● Given records:
────────────────────────────────────────

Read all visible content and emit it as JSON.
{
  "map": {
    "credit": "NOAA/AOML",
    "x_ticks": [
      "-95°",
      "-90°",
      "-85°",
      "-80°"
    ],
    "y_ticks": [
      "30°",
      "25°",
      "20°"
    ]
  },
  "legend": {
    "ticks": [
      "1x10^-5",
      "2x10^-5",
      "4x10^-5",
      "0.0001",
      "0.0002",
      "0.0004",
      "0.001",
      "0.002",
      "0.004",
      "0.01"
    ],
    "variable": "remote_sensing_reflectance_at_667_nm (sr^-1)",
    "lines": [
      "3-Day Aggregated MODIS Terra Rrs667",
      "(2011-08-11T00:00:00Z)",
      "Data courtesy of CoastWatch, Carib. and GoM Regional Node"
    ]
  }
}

────────────────────────────────────────

● Task brief: Go through the records and print each one exactly.

● Result for this task:
Read all visible content and emit it as JSON.
{
  "map": {
    "credit": "NOAA/AOML",
    "x_ticks": [
      "-95°",
      "-90°",
      "-85°",
      "-80°"
    ],
    "y_ticks": [
      "30°",
      "25°",
      "20°"
    ]
  },
  "legend": {
    "ticks": [
      "1x10^-5",
      "2x10^-5",
      "4x10^-5",
      "0.0001",
      "0.0002",
      "0.0004",
      "0.001",
      "0.002",
      "0.004",
      "0.01"
    ],
    "variable": "remote_sensing_reflectance_at_667_nm (sr^-1)",
    "lines": [
      "3-Day Aggregated MODIS Terra Rrs667",
      "(2011-08-11T00:00:00Z)",
      "Data courtesy of CoastWatch, Carib. and GoM Regional Node"
    ]
  }
}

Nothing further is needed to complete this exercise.